> [PROBLEM]: Your task is to copy every line of the entries that contains "section".

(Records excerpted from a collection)
▽

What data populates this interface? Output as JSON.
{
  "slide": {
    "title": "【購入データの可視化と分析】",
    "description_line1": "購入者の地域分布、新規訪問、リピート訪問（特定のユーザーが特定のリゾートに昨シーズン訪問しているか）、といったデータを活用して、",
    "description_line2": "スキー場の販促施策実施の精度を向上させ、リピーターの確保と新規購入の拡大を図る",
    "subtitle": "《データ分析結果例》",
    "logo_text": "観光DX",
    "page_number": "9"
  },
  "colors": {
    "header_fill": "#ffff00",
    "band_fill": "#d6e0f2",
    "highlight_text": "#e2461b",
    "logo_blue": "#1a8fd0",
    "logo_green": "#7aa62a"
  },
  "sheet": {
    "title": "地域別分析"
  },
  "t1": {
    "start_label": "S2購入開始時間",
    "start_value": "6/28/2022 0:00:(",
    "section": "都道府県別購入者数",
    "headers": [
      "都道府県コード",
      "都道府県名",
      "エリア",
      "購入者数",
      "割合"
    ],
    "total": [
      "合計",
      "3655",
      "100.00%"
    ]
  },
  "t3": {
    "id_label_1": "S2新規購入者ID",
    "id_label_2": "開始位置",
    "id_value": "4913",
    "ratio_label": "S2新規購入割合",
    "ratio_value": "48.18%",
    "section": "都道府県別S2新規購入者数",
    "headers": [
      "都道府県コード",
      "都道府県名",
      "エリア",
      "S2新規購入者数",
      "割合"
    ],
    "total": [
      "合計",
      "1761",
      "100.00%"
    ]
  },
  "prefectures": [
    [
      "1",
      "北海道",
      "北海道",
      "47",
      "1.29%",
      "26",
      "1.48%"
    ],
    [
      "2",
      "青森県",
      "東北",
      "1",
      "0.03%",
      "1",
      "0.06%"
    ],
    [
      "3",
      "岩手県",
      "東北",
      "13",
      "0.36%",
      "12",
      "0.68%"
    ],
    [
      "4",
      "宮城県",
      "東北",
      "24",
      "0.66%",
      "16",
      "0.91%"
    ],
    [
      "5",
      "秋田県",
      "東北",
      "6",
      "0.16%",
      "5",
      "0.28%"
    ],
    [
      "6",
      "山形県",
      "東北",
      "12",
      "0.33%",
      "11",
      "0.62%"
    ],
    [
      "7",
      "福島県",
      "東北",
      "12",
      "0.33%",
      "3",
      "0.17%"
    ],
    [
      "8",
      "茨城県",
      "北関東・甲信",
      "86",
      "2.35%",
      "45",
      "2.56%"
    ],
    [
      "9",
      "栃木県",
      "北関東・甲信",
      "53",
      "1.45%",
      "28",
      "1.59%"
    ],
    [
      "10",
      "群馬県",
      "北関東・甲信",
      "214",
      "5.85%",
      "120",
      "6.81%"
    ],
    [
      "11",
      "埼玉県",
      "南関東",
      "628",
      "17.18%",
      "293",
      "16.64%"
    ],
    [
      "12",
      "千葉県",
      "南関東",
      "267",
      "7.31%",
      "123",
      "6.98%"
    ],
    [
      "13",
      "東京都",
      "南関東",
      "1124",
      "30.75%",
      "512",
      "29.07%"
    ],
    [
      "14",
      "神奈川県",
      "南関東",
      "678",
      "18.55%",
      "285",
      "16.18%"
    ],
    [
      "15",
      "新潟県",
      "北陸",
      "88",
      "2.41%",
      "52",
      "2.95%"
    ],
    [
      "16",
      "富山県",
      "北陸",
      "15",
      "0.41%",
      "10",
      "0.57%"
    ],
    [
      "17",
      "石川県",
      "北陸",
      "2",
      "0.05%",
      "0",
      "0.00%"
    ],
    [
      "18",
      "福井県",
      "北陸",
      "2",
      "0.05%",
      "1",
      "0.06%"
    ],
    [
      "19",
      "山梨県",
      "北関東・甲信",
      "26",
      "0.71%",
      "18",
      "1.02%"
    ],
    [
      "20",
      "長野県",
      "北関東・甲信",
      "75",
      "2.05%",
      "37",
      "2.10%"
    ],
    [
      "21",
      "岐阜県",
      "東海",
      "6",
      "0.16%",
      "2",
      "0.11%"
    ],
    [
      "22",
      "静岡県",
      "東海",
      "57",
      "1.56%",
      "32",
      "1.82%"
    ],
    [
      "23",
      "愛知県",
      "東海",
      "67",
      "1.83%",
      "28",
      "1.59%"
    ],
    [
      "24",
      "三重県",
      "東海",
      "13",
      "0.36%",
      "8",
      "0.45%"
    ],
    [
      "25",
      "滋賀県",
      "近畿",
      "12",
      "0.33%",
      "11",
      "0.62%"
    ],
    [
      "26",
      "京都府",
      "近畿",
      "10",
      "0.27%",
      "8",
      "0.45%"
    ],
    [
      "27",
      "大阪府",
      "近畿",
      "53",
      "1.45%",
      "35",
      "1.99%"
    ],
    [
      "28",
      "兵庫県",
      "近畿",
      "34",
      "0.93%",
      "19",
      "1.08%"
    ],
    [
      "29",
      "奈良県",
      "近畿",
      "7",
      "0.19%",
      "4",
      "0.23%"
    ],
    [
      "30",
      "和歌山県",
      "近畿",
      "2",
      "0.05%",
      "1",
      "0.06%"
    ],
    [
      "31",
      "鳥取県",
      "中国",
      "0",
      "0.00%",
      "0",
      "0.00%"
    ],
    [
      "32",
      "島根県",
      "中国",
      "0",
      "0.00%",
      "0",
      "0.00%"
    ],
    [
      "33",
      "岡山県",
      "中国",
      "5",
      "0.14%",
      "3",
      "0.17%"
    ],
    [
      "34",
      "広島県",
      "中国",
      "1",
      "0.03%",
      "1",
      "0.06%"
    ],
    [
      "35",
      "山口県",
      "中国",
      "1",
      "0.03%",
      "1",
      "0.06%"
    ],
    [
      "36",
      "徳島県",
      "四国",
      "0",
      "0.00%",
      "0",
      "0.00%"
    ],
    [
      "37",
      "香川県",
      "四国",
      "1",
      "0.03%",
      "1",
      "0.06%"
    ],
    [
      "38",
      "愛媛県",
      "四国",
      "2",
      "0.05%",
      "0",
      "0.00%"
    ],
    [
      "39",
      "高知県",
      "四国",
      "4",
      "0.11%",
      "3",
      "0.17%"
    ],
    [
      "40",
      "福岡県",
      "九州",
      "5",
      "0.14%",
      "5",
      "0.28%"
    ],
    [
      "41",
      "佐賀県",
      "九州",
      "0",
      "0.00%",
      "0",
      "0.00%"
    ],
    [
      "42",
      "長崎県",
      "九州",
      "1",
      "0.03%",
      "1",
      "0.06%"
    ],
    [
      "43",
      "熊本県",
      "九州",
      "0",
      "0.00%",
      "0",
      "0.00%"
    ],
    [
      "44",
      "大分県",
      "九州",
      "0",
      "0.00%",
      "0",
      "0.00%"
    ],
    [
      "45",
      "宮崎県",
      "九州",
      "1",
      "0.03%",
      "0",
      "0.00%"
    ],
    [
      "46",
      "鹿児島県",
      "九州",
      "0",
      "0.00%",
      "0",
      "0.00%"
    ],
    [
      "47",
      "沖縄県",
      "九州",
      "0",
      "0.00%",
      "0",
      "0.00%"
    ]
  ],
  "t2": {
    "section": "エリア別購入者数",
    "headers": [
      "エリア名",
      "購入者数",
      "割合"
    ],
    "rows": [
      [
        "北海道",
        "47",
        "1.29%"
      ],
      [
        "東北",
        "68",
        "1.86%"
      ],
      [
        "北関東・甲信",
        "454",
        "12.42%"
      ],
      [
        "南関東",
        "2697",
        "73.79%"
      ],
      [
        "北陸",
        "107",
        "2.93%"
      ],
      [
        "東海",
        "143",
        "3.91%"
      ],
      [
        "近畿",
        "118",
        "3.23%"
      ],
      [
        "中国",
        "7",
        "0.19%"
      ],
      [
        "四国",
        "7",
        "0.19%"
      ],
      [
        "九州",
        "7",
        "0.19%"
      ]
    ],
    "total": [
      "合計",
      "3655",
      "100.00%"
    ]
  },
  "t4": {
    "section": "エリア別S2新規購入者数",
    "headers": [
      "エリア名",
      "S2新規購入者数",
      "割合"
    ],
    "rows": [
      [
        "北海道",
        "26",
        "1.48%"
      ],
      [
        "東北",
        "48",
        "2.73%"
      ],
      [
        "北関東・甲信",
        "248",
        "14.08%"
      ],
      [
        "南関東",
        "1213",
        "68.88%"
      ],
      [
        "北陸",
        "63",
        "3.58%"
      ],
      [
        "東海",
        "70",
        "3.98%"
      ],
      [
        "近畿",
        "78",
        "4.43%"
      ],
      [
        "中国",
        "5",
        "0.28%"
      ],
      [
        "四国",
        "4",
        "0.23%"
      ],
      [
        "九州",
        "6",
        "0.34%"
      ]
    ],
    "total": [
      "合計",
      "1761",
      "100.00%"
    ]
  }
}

△

> [COMPLETE RESPONSE]:
    "section": "都道府県別購入者数",
    "section": "都道府県別S2新規購入者数",
    "section": "エリア別購入者数",
    "section": "エリア別S2新規購入者数",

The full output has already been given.